Records supplied:
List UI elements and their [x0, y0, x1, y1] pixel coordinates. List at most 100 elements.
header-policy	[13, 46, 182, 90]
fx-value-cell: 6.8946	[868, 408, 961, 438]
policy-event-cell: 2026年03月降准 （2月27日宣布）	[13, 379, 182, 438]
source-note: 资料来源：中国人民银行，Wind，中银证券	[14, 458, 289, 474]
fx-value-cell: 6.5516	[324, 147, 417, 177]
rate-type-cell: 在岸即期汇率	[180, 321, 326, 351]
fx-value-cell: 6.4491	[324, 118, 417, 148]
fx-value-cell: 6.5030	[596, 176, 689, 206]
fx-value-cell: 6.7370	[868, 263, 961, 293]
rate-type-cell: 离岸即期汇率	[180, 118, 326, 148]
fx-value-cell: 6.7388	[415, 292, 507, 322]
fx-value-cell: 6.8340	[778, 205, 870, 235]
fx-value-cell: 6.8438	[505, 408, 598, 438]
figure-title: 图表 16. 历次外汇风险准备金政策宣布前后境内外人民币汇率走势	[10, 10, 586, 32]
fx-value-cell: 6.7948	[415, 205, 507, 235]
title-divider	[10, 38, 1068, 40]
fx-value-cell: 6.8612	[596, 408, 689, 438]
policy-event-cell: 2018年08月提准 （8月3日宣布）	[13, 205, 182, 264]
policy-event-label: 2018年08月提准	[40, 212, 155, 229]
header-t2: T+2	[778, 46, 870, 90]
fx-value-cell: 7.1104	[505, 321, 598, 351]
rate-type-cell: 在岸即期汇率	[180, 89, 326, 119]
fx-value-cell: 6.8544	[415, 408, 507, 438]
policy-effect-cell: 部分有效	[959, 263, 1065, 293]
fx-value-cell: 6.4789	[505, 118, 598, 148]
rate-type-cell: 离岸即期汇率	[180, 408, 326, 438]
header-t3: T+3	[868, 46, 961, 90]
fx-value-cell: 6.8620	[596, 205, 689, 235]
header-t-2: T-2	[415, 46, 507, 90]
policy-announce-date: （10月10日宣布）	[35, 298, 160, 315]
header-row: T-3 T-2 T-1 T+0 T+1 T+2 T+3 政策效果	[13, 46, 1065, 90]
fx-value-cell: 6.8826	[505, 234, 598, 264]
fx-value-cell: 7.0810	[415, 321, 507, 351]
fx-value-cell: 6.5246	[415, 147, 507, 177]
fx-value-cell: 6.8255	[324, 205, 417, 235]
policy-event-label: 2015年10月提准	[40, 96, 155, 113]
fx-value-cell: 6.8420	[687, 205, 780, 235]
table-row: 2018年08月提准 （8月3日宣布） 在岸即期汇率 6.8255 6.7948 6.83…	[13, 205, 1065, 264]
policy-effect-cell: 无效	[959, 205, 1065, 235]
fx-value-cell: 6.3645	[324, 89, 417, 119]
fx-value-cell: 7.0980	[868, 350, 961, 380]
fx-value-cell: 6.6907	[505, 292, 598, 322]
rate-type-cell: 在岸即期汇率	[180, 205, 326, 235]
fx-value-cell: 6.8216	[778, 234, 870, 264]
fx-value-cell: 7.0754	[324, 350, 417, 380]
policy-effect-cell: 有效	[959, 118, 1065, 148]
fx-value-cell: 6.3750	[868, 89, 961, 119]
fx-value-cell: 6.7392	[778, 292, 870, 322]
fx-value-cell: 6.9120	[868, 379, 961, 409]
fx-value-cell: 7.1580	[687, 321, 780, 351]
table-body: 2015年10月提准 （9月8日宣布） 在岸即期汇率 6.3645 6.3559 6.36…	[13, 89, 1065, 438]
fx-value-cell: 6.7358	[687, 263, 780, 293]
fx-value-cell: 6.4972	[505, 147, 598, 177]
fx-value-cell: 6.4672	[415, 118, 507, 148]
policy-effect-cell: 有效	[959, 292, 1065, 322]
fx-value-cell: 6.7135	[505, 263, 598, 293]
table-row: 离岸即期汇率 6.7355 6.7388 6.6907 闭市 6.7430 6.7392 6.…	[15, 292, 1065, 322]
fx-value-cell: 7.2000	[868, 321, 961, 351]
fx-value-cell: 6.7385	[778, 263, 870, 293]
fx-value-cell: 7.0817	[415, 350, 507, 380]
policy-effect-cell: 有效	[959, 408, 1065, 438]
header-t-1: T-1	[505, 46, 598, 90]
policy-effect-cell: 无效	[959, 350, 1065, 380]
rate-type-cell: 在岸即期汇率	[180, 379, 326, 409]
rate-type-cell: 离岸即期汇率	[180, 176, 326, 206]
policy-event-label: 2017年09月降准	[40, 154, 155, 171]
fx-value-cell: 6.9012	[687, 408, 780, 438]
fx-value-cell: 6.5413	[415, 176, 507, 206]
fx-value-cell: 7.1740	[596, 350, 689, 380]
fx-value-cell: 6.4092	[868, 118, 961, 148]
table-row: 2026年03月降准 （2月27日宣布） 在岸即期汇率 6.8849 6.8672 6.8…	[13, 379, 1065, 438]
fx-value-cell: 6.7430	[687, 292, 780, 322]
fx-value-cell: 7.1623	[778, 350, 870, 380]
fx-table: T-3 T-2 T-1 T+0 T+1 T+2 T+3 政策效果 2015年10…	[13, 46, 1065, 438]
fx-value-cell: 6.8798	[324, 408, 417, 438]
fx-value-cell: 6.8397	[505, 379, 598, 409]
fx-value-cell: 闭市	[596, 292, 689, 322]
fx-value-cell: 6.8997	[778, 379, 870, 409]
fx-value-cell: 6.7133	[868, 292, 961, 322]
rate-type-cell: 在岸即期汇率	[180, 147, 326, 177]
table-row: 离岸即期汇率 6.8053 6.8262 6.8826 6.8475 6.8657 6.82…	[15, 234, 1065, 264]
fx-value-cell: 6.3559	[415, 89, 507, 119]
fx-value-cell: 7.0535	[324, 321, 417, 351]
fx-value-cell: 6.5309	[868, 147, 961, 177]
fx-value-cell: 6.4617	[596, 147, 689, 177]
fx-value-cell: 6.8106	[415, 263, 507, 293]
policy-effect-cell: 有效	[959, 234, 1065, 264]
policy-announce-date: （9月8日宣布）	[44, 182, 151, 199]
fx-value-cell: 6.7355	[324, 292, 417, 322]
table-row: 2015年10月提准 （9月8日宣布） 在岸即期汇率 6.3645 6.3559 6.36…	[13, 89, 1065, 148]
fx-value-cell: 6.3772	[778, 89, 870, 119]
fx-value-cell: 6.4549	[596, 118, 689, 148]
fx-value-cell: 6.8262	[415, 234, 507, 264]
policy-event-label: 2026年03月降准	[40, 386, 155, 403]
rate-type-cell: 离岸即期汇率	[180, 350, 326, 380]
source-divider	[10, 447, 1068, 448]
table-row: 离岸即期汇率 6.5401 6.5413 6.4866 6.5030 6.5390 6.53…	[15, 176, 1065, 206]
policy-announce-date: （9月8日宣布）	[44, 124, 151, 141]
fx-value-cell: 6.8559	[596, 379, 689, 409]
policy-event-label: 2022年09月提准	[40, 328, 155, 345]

Problem details: Could you give the lines from the first one through the one holding "118, 417, 148]", inclusive, again with "fx-value-cell" replaced by "rate-value-cell" and nothing else changed?

Solution below:
List UI elements and their [x0, y0, x1, y1] pixel coordinates. List at most 100 elements.
header-policy	[13, 46, 182, 90]
rate-value-cell: 6.8946	[868, 408, 961, 438]
policy-event-cell: 2026年03月降准 （2月27日宣布）	[13, 379, 182, 438]
source-note: 资料来源：中国人民银行，Wind，中银证券	[14, 458, 289, 474]
rate-value-cell: 6.5516	[324, 147, 417, 177]
rate-type-cell: 在岸即期汇率	[180, 321, 326, 351]
rate-value-cell: 6.4491	[324, 118, 417, 148]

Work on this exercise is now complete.